**EXERCISE GOAL**
Please answer from the excerpt on Article 7 of the EBF: which bodies does the article say subject recipients of tax benefits to inspection?

**EXCERPTED PASSAGE**
━━━
Also, Article 7 of the EBF, in the wording in force at the time of the facts, provides that "All persons, singular or collective, of public or private law, to whom tax benefits are granted, automatic or dependent on recognition, are subject to inspection by the Tax and Customs Authority, the Regional Directorate of Tax Affairs and other competent entities, to control the verification of the assumptions of the respective tax benefits and the compliance with the obligations imposed on the beneficiaries of the right to benefits." From this it follows that the taxpayer has the obligation to provide all elements necessary for verification by the Tax and Customs Authority to carry out its inspection work.
Therefore, the situation of these employees will not be considered.
━━━
**DATA LINES**
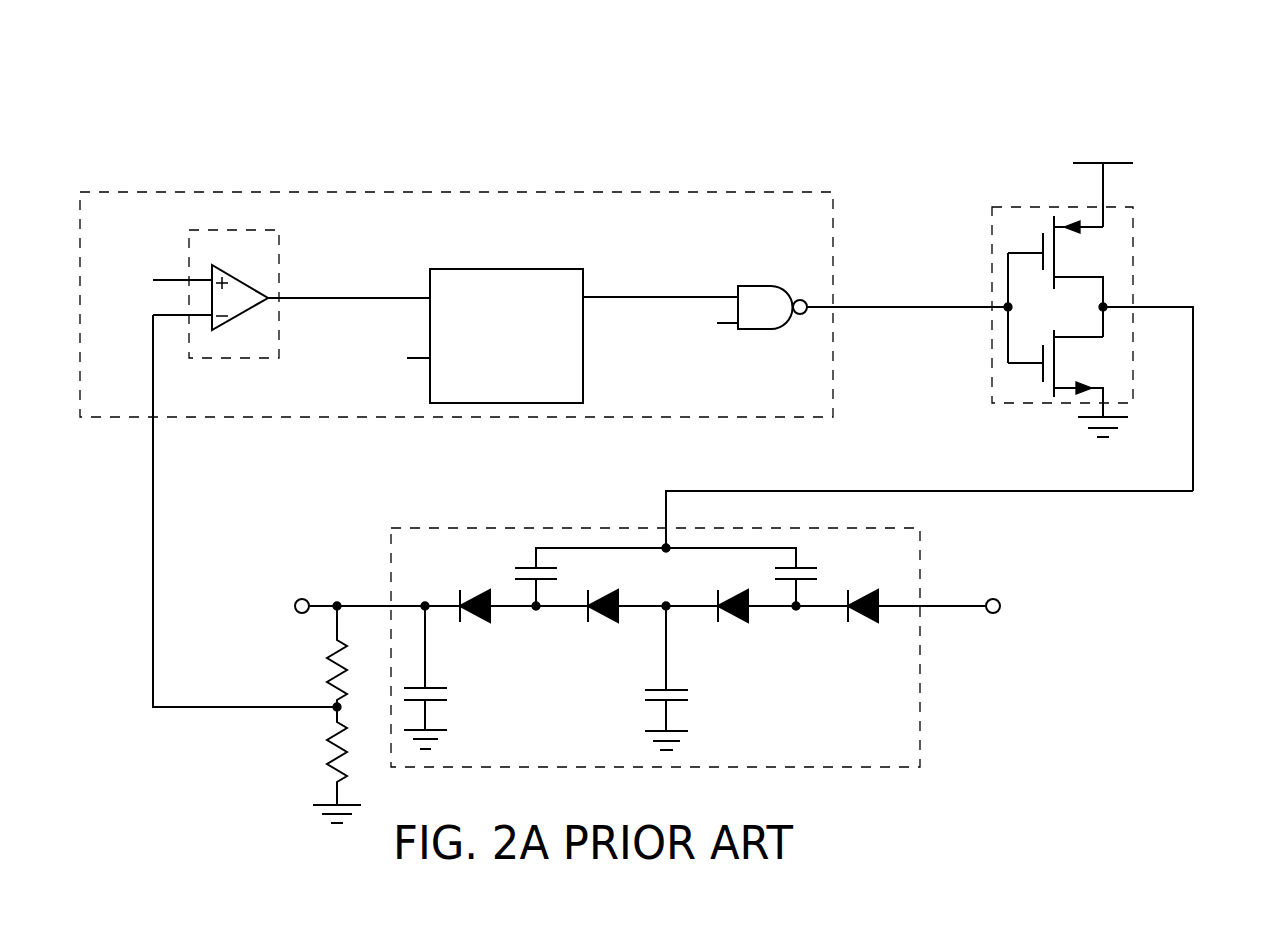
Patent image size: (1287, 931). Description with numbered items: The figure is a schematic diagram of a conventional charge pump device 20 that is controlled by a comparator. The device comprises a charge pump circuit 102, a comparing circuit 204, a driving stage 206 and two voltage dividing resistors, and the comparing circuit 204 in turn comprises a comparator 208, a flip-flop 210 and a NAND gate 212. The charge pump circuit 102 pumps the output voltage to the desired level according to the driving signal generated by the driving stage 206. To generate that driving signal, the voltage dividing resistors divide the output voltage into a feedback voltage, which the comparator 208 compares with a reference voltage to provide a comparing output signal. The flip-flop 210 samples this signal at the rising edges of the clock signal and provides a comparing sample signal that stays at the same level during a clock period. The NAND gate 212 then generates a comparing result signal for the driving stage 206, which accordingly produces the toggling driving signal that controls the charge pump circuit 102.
━━━
**SOLUTION TO THE PROBLEM**
The Tax and Customs Authority, the Regional Directorate of Tax Affairs and other competent entities.